- Extrait fourni:
# # # # #

7.1.5 Permettre de repérer les topiques en jeu dans le dialogue

Comme parler consiste à échanger des informations (Kerbrat-Orrecchioni, 1980), notre dispositif devait également reposer sur l’identification des topiques présents dans le discours. Nous avons pris en compte les univers de référence identifiés par Tropes pour les déterminer.

Nous avons, par exemple, constaté que May abordait entre autres la santé et l’économie.

Tropes a ainsi associé le mot médicament au champ sémantique de la santé et le mot achat à

celui de l’économie (Tableau 3).

7.1.6 Repérer l’effet produit par les topiques extériorisés par un locuteur sur ceux extériorisés par l’autre

À travers le dialogue, nous avons également repéré les topiques internalisés par Mulcair, puisque l’échange d’informations implique nécessairement le passage d’un locuteur à un autre. Pour ce faire, il s’agit de repérer, dans le discours des deux locuteurs, les mêmes topiques ou univers de référence. Nous avons effectivement vu que Mulcair internalisait le topique qu’est l’économie, repris de l’énoncé « C’est facile quand on achète en vrac. », prononcé par May à 5 :18. Il traite effectivement d’économie à son tour, à 5 :40, mentionnant que « le NPD a justement annoncé la semaine dernière qu’on voulait faire des achats groupés » (Tableau 3).

# # # # #

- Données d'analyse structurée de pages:
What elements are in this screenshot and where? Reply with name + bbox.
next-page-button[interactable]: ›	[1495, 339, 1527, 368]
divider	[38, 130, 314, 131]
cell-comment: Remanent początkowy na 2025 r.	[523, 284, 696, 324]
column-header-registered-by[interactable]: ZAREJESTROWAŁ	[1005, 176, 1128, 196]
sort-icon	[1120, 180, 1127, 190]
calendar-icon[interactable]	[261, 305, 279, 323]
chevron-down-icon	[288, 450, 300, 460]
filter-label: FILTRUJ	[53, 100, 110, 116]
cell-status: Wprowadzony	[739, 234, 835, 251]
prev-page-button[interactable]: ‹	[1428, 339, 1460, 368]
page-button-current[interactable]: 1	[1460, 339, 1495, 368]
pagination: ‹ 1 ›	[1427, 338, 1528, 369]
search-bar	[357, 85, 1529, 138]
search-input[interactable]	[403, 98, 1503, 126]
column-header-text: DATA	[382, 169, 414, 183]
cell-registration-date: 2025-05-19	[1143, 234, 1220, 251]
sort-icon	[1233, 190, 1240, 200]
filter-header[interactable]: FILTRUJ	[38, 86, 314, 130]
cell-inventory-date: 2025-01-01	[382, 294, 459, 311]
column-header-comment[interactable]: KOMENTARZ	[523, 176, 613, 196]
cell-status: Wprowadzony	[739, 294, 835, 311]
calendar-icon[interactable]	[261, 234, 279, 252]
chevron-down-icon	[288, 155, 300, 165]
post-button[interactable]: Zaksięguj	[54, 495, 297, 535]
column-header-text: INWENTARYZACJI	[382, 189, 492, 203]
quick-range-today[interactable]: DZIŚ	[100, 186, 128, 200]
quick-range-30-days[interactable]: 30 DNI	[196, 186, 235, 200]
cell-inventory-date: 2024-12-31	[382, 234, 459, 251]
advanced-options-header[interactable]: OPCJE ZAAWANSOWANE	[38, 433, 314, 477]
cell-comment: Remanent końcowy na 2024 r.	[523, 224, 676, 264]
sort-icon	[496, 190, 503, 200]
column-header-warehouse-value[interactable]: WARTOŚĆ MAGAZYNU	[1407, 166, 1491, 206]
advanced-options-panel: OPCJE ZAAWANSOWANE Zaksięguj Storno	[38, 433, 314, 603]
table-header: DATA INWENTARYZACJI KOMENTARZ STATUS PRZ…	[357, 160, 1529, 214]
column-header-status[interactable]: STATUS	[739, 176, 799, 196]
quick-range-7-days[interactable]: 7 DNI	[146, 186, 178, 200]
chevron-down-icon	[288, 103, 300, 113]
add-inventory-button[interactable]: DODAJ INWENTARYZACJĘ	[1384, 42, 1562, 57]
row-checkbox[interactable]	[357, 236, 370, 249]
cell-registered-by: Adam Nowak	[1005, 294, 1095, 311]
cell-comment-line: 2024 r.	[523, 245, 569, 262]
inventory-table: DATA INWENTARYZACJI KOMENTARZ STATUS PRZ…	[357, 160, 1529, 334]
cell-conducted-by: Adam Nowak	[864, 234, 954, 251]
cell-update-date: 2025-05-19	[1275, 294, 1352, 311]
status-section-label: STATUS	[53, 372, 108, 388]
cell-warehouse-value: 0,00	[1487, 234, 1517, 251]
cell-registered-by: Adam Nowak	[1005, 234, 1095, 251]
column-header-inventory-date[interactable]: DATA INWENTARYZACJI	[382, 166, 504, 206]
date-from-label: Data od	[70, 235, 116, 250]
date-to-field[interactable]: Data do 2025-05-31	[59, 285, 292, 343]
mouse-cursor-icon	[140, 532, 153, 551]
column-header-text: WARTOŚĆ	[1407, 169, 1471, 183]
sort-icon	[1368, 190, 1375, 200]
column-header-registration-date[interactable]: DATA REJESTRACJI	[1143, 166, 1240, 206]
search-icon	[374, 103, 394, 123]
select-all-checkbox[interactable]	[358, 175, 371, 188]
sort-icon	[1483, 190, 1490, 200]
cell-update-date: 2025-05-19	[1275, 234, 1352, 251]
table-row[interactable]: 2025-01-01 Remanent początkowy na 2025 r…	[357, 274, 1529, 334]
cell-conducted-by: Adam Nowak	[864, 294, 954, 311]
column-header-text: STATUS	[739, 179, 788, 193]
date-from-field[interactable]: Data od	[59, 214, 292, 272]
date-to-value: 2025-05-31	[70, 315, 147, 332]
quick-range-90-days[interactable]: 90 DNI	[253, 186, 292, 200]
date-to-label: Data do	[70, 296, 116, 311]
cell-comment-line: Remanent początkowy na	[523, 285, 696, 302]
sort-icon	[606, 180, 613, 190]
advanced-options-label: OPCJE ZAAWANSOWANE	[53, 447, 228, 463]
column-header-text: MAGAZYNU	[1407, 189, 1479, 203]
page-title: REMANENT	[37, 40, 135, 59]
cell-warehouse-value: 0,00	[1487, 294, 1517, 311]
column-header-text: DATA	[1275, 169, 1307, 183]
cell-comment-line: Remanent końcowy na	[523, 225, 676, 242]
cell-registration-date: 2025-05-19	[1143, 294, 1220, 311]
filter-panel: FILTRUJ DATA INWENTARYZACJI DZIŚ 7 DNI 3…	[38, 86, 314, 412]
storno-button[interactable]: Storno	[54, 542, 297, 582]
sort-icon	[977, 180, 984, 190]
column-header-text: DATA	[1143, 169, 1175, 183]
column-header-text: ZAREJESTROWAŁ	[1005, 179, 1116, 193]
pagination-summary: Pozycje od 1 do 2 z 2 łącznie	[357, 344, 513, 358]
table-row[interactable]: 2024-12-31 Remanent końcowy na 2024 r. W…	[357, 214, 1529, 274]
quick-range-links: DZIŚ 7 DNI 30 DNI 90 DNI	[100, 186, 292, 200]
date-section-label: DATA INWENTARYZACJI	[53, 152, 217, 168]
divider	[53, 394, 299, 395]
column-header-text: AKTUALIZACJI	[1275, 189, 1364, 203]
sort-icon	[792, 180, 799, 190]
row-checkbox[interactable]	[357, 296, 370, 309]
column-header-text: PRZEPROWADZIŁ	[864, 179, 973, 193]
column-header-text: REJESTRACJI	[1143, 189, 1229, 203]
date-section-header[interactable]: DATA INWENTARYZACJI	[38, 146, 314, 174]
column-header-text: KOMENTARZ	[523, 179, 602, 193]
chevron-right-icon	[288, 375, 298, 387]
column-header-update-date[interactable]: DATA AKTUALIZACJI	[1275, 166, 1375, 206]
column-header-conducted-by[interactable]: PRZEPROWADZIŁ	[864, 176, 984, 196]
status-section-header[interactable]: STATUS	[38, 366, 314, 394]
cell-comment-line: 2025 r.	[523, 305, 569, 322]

# # # # #

- Utiliser les informations:
a – Dans l'extrait sur les topiques du dialogue, à quel champ sémantique Tropes a-t-il rattaché le mot « achat » ?
b – Selon l'extrait, pourquoi a-t-on aussi repéré les topiques internalisés par Mulcair ?
Appuyez-vous uniquement sur l'extrait.

- Réponses par tâche:
a – Au champ sémantique de l'économie.

b – Parce que l'échange d'informations implique forcément le passage d'un locuteur à un autre. On cherche donc les mêmes topiques dans le discours des deux locuteurs.